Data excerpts
>> START
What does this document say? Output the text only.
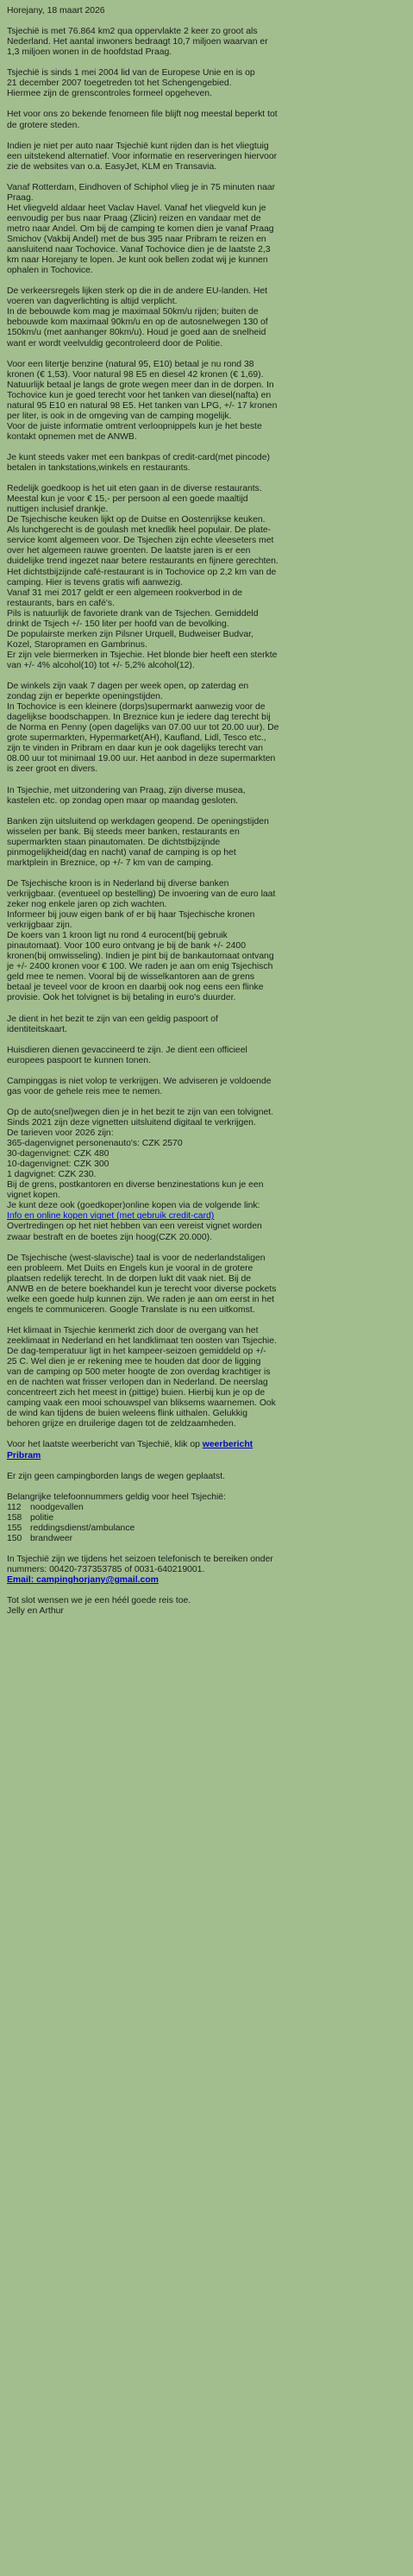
Horejany, 18 maart 2026
Tsjechië is met 76.864 km2 qua oppervlakte 2 keer zo groot als
Nederland. Het aantal inwoners bedraagt 10,7 miljoen waarvan er
1,3 miljoen wonen in de hoofdstad Praag.
Tsjechië is sinds 1 mei 2004 lid van de Europese Unie en is op
21 december 2007 toegetreden tot het Schengengebied.
Hiermee zijn de grenscontroles formeel opgeheven.
Het voor ons zo bekende fenomeen file blijft nog meestal beperkt tot
de grotere steden.
Indien je niet per auto naar Tsjechië kunt rijden dan is het vliegtuig
een uitstekend alternatief. Voor informatie en reserveringen hiervoor
zie de websites van o.a. EasyJet, KLM en Transavia.
Vanaf Rotterdam, Eindhoven of Schiphol vlieg je in 75 minuten naar
Praag.
Het vliegveld aldaar heet Vaclav Havel. Vanaf het vliegveld kun je
eenvoudig per bus naar Praag (Zlicin) reizen en vandaar met de
metro naar Andel. Om bij de camping te komen dien je vanaf Praag
Smichov (Vakbij Andel) met de bus 395 naar Pribram te reizen en
aansluitend naar Tochovice. Vanaf Tochovice dien je de laatste 2,3
km naar Horejany te lopen. Je kunt ook bellen zodat wij je kunnen
ophalen in Tochovice.
De verkeersregels lijken sterk op die in de andere EU-landen. Het
voeren van dagverlichting is altijd verplicht.
In de bebouwde kom mag je maximaal 50km/u rijden; buiten de
bebouwde kom maximaal 90km/u en op de autosnelwegen 130 of
150km/u (met aanhanger 80km/u). Houd je goed aan de snelheid
want er wordt veelvuldig gecontroleerd door de Politie.
Voor een litertje benzine (natural 95, E10) betaal je nu rond 38
kronen (€ 1,53). Voor natural 98 E5 en diesel 42 kronen (€ 1,69).
Natuurlijk betaal je langs de grote wegen meer dan in de dorpen. In
Tochovice kun je goed terecht voor het tanken van diesel(nafta) en
natural 95 E10 en natural 98 E5. Het tanken van LPG, +/- 17 kronen
per liter, is ook in de omgeving van de camping mogelijk.
Voor de juiste informatie omtrent verloopnippels kun je het beste
kontakt opnemen met de ANWB.
Je kunt steeds vaker met een bankpas of credit-card(met pincode)
betalen in tankstations,winkels en restaurants.
Redelijk goedkoop is het uit eten gaan in de diverse restaurants.
Meestal kun je voor € 15,- per persoon al een goede maaltijd
nuttigen inclusief drankje.
De Tsjechische keuken lijkt op de Duitse en Oostenrijkse keuken.
Als lunchgerecht is de goulash met knedlik heel populair. De plate-
service komt algemeen voor. De Tsjechen zijn echte vleeseters met
over het algemeen rauwe groenten. De laatste jaren is er een
duidelijke trend ingezet naar betere restaurants en fijnere gerechten.
Het dichtstbijzijnde café-restaurant is in Tochovice op 2,2 km van de
camping. Hier is tevens gratis wifi aanwezig.
Vanaf 31 mei 2017 geldt er een algemeen rookverbod in de
restaurants, bars en café's.
Pils is natuurlijk de favoriete drank van de Tsjechen. Gemiddeld
drinkt de Tsjech +/- 150 liter per hoofd van de bevolking.
De populairste merken zijn Pilsner Urquell, Budweiser Budvar,
Kozel, Staropramen en Gambrinus.
Er zijn vele biermerken in Tsjechie. Het blonde bier heeft een sterkte
van +/- 4% alcohol(10) tot +/- 5,2% alcohol(12).
De winkels zijn vaak 7 dagen per week open, op zaterdag en
zondag zijn er beperkte openingstijden.
In Tochovice is een kleinere (dorps)supermarkt aanwezig voor de
dagelijkse boodschappen. In Breznice kun je iedere dag terecht bij
de Norma en Penny (open dagelijks van 07.00 uur tot 20.00 uur). De
grote supermarkten, Hypermarket(AH), Kaufland, Lidl, Tesco etc.,
zijn te vinden in Pribram en daar kun je ook dagelijks terecht van
08.00 uur tot minimaal 19.00 uur. Het aanbod in deze supermarkten
is zeer groot en divers.
In Tsjechie, met uitzondering van Praag, zijn diverse musea,
kastelen etc. op zondag open maar op maandag gesloten.
Banken zijn uitsluitend op werkdagen geopend. De openingstijden
wisselen per bank. Bij steeds meer banken, restaurants en
supermarkten staan pinautomaten. De dichtstbijzijnde
pinmogelijkheid(dag en nacht) vanaf de camping is op het
marktplein in Breznice, op +/- 7 km van de camping.
De Tsjechische kroon is in Nederland bij diverse banken
verkrijgbaar. (eventueel op bestelling) De invoering van de euro laat
zeker nog enkele jaren op zich wachten.
Informeer bij jouw eigen bank of er bij haar Tsjechische kronen
verkrijgbaar zijn.
De koers van 1 kroon ligt nu rond 4 eurocent(bij gebruik
pinautomaat). Voor 100 euro ontvang je bij de bank +/- 2400
kronen(bij omwisseling). Indien je pint bij de bankautomaat ontvang
je +/- 2400 kronen voor € 100. We raden je aan om enig Tsjechisch
geld mee te nemen. Vooral bij de wisselkantoren aan de grens
betaal je teveel voor de kroon en daarbij ook nog eens een flinke
provisie. Ook het tolvignet is bij betaling in euro's duurder.
Je dient in het bezit te zijn van een geldig paspoort of
identiteitskaart.
Huisdieren dienen gevaccineerd te zijn. Je dient een officieel
europees paspoort te kunnen tonen.
Campinggas is niet volop te verkrijgen. We adviseren je voldoende
gas voor de gehele reis mee te nemen.
Op de auto(snel)wegen dien je in het bezit te zijn van een tolvignet.
Sinds 2021 zijn deze vignetten uitsluitend digitaal te verkrijgen.
De tarieven voor 2026 zijn:
365-dagenvignet personenauto's: CZK 2570
30-dagenvignet: CZK 480
10-dagenvignet: CZK 300
1 dagvignet: CZK 230.
Bij de grens, postkantoren en diverse benzinestations kun je een
vignet kopen.
Je kunt deze ook (goedkoper)online kopen via de volgende link:
Info en online kopen vignet (met gebruik credit-card)
Overtredingen op het niet hebben van een vereist vignet worden
zwaar bestraft en de boetes zijn hoog(CZK 20.000).
De Tsjechische (west-slavische) taal is voor de nederlandstaligen
een probleem. Met Duits en Engels kun je vooral in de grotere
plaatsen redelijk terecht. In de dorpen lukt dit vaak niet. Bij de
ANWB en de betere boekhandel kun je terecht voor diverse pockets
welke een goede hulp kunnen zijn. We raden je aan om eerst in het
engels te communiceren. Google Translate is nu een uitkomst.
Het klimaat in Tsjechie kenmerkt zich door de overgang van het
zeeklimaat in Nederland en het landklimaat ten oosten van Tsjechie.
De dag-temperatuur ligt in het kampeer-seizoen gemiddeld op +/-
25 C. Wel dien je er rekening mee te houden dat door de ligging
van de camping op 500 meter hoogte de zon overdag krachtiger is
en de nachten wat frisser verlopen dan in Nederland. De neerslag
concentreert zich het meest in (pittige) buien. Hierbij kun je op de
camping vaak een mooi schouwspel van bliksems waarnemen. Ook
de wind kan tijdens de buien weleens flink uithalen. Gelukkig
behoren grijze en druilerige dagen tot de zeldzaamheden.
Voor het laatste weerbericht van Tsjechië, klik op weerbericht
Pribram
Er zijn geen campingborden langs de wegen geplaatst.
Belangrijke telefoonnummers geldig voor heel Tsjechië:
112 noodgevallen
158 politie
155 reddingsdienst/ambulance
150 brandweer
In Tsjechië zijn we tijdens het seizoen telefonisch te bereiken onder
nummers: 00420-737353785 of 0031-640219001.
Email: campinghorjany@gmail.com
Tot slot wensen we je een héél goede reis toe.
Jelly en Arthur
>> END
= Given request =
Copy all the data exactly as written, but skip any picture.

= Full output =
What does this document say? Output the text only.
Horejany, 18 maart 2026
Tsjechië is met 76.864 km2 qua oppervlakte 2 keer zo groot als
Nederland. Het aantal inwoners bedraagt 10,7 miljoen waarvan er
1,3 miljoen wonen in de hoofdstad Praag.
Tsjechië is sinds 1 mei 2004 lid van de Europese Unie en is op
21 december 2007 toegetreden tot het Schengengebied.
Hiermee zijn de grenscontroles formeel opgeheven.
Het voor ons zo bekende fenomeen file blijft nog meestal beperkt tot
de grotere steden.
Indien je niet per auto naar Tsjechië kunt rijden dan is het vliegtuig
een uitstekend alternatief. Voor informatie en reserveringen hiervoor
zie de websites van o.a. EasyJet, KLM en Transavia.
Vanaf Rotterdam, Eindhoven of Schiphol vlieg je in 75 minuten naar
Praag.
Het vliegveld aldaar heet Vaclav Havel. Vanaf het vliegveld kun je
eenvoudig per bus naar Praag (Zlicin) reizen en vandaar met de
metro naar Andel. Om bij de camping te komen dien je vanaf Praag
Smichov (Vakbij Andel) met de bus 395 naar Pribram te reizen en
aansluitend naar Tochovice. Vanaf Tochovice dien je de laatste 2,3
km naar Horejany te lopen. Je kunt ook bellen zodat wij je kunnen
ophalen in Tochovice.
De verkeersregels lijken sterk op die in de andere EU-landen. Het
voeren van dagverlichting is altijd verplicht.
In de bebouwde kom mag je maximaal 50km/u rijden; buiten de
bebouwde kom maximaal 90km/u en op de autosnelwegen 130 of
150km/u (met aanhanger 80km/u). Houd je goed aan de snelheid
want er wordt veelvuldig gecontroleerd door de Politie.
Voor een litertje benzine (natural 95, E10) betaal je nu rond 38
kronen (€ 1,53). Voor natural 98 E5 en diesel 42 kronen (€ 1,69).
Natuurlijk betaal je langs de grote wegen meer dan in de dorpen. In
Tochovice kun je goed terecht voor het tanken van diesel(nafta) en
natural 95 E10 en natural 98 E5. Het tanken van LPG, +/- 17 kronen
per liter, is ook in de omgeving van de camping mogelijk.
Voor de juiste informatie omtrent verloopnippels kun je het beste
kontakt opnemen met de ANWB.
Je kunt steeds vaker met een bankpas of credit-card(met pincode)
betalen in tankstations,winkels en restaurants.
Redelijk goedkoop is het uit eten gaan in de diverse restaurants.
Meestal kun je voor € 15,- per persoon al een goede maaltijd
nuttigen inclusief drankje.
De Tsjechische keuken lijkt op de Duitse en Oostenrijkse keuken.
Als lunchgerecht is de goulash met knedlik heel populair. De plate-
service komt algemeen voor. De Tsjechen zijn echte vleeseters met
over het algemeen rauwe groenten. De laatste jaren is er een
duidelijke trend ingezet naar betere restaurants en fijnere gerechten.
Het dichtstbijzijnde café-restaurant is in Tochovice op 2,2 km van de
camping. Hier is tevens gratis wifi aanwezig.
Vanaf 31 mei 2017 geldt er een algemeen rookverbod in de
restaurants, bars en café's.
Pils is natuurlijk de favoriete drank van de Tsjechen. Gemiddeld
drinkt de Tsjech +/- 150 liter per hoofd van de bevolking.
De populairste merken zijn Pilsner Urquell, Budweiser Budvar,
Kozel, Staropramen en Gambrinus.
Er zijn vele biermerken in Tsjechie. Het blonde bier heeft een sterkte
van +/- 4% alcohol(10) tot +/- 5,2% alcohol(12).
De winkels zijn vaak 7 dagen per week open, op zaterdag en
zondag zijn er beperkte openingstijden.
In Tochovice is een kleinere (dorps)supermarkt aanwezig voor de
dagelijkse boodschappen. In Breznice kun je iedere dag terecht bij
de Norma en Penny (open dagelijks van 07.00 uur tot 20.00 uur). De
grote supermarkten, Hypermarket(AH), Kaufland, Lidl, Tesco etc.,
zijn te vinden in Pribram en daar kun je ook dagelijks terecht van
08.00 uur tot minimaal 19.00 uur. Het aanbod in deze supermarkten
is zeer groot en divers.
In Tsjechie, met uitzondering van Praag, zijn diverse musea,
kastelen etc. op zondag open maar op maandag gesloten.
Banken zijn uitsluitend op werkdagen geopend. De openingstijden
wisselen per bank. Bij steeds meer banken, restaurants en
supermarkten staan pinautomaten. De dichtstbijzijnde
pinmogelijkheid(dag en nacht) vanaf de camping is op het
marktplein in Breznice, op +/- 7 km van de camping.
De Tsjechische kroon is in Nederland bij diverse banken
verkrijgbaar. (eventueel op bestelling) De invoering van de euro laat
zeker nog enkele jaren op zich wachten.
Informeer bij jouw eigen bank of er bij haar Tsjechische kronen
verkrijgbaar zijn.
De koers van 1 kroon ligt nu rond 4 eurocent(bij gebruik
pinautomaat). Voor 100 euro ontvang je bij de bank +/- 2400
kronen(bij omwisseling). Indien je pint bij de bankautomaat ontvang
je +/- 2400 kronen voor € 100. We raden je aan om enig Tsjechisch
geld mee te nemen. Vooral bij de wisselkantoren aan de grens
betaal je teveel voor de kroon en daarbij ook nog eens een flinke
provisie. Ook het tolvignet is bij betaling in euro's duurder.
Je dient in het bezit te zijn van een geldig paspoort of
identiteitskaart.
Huisdieren dienen gevaccineerd te zijn. Je dient een officieel
europees paspoort te kunnen tonen.
Campinggas is niet volop te verkrijgen. We adviseren je voldoende
gas voor de gehele reis mee te nemen.
Op de auto(snel)wegen dien je in het bezit te zijn van een tolvignet.
Sinds 2021 zijn deze vignetten uitsluitend digitaal te verkrijgen.
De tarieven voor 2026 zijn:
365-dagenvignet personenauto's: CZK 2570
30-dagenvignet: CZK 480
10-dagenvignet: CZK 300
1 dagvignet: CZK 230.
Bij de grens, postkantoren en diverse benzinestations kun je een
vignet kopen.
Je kunt deze ook (goedkoper)online kopen via de volgende link:
Info en online kopen vignet (met gebruik credit-card)
Overtredingen op het niet hebben van een vereist vignet worden
zwaar bestraft en de boetes zijn hoog(CZK 20.000).
De Tsjechische (west-slavische) taal is voor de nederlandstaligen
een probleem. Met Duits en Engels kun je vooral in de grotere
plaatsen redelijk terecht. In de dorpen lukt dit vaak niet. Bij de
ANWB en de betere boekhandel kun je terecht voor diverse pockets
welke een goede hulp kunnen zijn. We raden je aan om eerst in het
engels te communiceren. Google Translate is nu een uitkomst.
Het klimaat in Tsjechie kenmerkt zich door de overgang van het
zeeklimaat in Nederland en het landklimaat ten oosten van Tsjechie.
De dag-temperatuur ligt in het kampeer-seizoen gemiddeld op +/-
25 C. Wel dien je er rekening mee te houden dat door de ligging
van de camping op 500 meter hoogte de zon overdag krachtiger is
en de nachten wat frisser verlopen dan in Nederland. De neerslag
concentreert zich het meest in (pittige) buien. Hierbij kun je op de
camping vaak een mooi schouwspel van bliksems waarnemen. Ook
de wind kan tijdens de buien weleens flink uithalen. Gelukkig
behoren grijze en druilerige dagen tot de zeldzaamheden.
Voor het laatste weerbericht van Tsjechië, klik op weerbericht
Pribram
Er zijn geen campingborden langs de wegen geplaatst.
Belangrijke telefoonnummers geldig voor heel Tsjechië:
112 noodgevallen
158 politie
155 reddingsdienst/ambulance
150 brandweer
In Tsjechië zijn we tijdens het seizoen telefonisch te bereiken onder
nummers: 00420-737353785 of 0031-640219001.
Email: campinghorjany@gmail.com
Tot slot wensen we je een héél goede reis toe.
Jelly en Arthur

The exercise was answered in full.